# Document passage
What is the new angular velocity when a man moves on a rotating merry-go-round?

[BrainMan]

Homework Statement

A merry-go-round rotates at an angular velocity of 0.2 rev/s with an 80 kg man standing at a point 2 m form the axis of rotation. what is the new angular velocity when the man walks to a point 1 m from the center? Assume the merry-go-round is a solid cylinder of mass 25 kg and radius 2 m.

Homework Equations

I= MR^2
L = Iω

The Attempt at a Solution

First I found the moment of inertia of the platform
25 x 4 = 100
Then I found the original moment of inertia of the man
80(4) = 320

Then I found the total angular momentum
L = (100 + 320)0.2/2pi
L = 42/pi

Then I found the moment of inertia after the man moved
I = 80(1)
I = 80

Then I compared the old momentum to the new momentum
42/pi = 180ω
ω = .074 rad/sec
.074 x 2pi = .467 rev/sec

The correct answer is .569 rev/sec

 

[Nathanael]

Assume the merry-go-round is a solid cylinder of mass 25 kg and radius 2 m....

# Given information
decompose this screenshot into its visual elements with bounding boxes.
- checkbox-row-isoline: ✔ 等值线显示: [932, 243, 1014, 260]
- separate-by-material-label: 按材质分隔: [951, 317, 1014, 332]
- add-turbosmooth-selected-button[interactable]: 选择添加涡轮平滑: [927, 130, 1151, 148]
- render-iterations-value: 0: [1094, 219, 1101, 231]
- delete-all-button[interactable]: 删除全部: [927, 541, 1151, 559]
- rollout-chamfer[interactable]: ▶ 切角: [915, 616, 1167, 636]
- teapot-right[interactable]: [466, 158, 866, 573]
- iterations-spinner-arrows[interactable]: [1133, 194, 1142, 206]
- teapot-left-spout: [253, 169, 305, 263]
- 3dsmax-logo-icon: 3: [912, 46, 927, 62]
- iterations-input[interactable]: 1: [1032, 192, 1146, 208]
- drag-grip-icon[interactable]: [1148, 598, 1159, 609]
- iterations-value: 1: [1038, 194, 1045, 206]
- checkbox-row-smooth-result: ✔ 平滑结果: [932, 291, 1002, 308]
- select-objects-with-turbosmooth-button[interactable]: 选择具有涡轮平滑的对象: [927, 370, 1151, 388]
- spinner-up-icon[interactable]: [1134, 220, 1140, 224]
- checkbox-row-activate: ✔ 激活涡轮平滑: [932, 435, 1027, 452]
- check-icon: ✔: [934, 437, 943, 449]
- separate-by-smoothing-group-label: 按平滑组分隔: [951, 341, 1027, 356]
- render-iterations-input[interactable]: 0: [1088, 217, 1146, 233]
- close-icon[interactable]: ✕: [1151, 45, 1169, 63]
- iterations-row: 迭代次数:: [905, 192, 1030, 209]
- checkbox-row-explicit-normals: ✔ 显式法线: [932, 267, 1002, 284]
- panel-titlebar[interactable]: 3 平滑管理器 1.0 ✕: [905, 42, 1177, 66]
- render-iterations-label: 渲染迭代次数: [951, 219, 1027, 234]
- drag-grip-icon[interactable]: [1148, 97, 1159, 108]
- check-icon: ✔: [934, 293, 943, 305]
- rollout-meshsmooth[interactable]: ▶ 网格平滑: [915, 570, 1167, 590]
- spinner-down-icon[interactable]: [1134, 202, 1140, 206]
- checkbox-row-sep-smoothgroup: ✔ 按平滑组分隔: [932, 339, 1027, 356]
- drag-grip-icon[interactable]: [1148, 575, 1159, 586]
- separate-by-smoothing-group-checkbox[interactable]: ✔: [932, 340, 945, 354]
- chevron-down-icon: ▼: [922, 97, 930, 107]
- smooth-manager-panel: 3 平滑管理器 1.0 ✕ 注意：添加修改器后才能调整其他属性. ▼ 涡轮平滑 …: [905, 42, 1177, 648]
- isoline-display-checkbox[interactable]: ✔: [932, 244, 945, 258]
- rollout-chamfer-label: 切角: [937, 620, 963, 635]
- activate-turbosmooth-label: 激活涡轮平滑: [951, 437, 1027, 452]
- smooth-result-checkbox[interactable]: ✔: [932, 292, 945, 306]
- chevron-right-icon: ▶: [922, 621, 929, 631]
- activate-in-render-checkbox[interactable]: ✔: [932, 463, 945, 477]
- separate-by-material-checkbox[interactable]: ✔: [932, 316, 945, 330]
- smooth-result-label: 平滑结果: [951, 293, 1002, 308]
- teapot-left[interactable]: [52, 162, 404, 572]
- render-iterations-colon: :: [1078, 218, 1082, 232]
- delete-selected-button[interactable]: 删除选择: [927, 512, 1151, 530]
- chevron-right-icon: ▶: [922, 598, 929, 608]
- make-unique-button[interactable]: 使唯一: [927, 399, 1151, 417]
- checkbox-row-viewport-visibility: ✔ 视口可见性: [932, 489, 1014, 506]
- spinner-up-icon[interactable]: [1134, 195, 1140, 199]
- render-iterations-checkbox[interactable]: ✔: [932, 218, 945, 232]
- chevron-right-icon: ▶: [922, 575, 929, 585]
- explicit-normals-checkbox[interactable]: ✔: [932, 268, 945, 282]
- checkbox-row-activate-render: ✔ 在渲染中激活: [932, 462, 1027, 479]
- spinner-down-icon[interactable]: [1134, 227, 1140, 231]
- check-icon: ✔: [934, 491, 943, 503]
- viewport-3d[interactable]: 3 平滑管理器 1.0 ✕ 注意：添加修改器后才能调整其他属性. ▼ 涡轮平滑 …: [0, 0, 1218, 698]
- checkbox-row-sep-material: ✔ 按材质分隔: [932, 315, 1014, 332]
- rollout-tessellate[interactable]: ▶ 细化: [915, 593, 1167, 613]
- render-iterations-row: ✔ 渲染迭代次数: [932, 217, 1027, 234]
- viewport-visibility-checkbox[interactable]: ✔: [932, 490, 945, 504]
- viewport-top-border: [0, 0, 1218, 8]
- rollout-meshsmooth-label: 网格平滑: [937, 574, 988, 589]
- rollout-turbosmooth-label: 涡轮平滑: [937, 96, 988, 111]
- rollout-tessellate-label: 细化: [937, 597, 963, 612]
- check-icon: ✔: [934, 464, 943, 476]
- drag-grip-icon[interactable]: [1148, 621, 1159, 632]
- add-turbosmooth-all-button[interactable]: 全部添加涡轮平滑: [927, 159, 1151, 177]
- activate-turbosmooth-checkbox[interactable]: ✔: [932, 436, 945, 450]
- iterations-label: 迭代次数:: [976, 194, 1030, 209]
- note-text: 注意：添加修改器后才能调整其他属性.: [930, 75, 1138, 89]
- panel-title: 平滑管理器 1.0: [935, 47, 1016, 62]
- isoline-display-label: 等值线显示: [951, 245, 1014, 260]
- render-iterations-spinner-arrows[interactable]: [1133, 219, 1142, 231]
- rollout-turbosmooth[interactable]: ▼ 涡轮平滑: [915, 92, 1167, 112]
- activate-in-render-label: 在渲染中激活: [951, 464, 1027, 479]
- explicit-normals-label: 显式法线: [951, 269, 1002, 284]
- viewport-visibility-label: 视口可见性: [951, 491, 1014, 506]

# Requirement
Extend the merry-go-round homework thread by carrying on Nathanael's reply from its last line.

# Response
I= MR^2

The problem said the merry-go-round was a solid cylinder, this is the incorrect moment of inertia.

Edit:
All your steps are good though; I walked through your own steps with the correct moment of inertia and got the correct answer.

 

[BrainMan]

The problem said the merry-go-round was a solid cylinder, this is the incorrect moment of inertia.

Edit:
All your steps are good though; I walked through your own steps with the correct moment of inertia and got the correct answer.

I got it right. Thanks!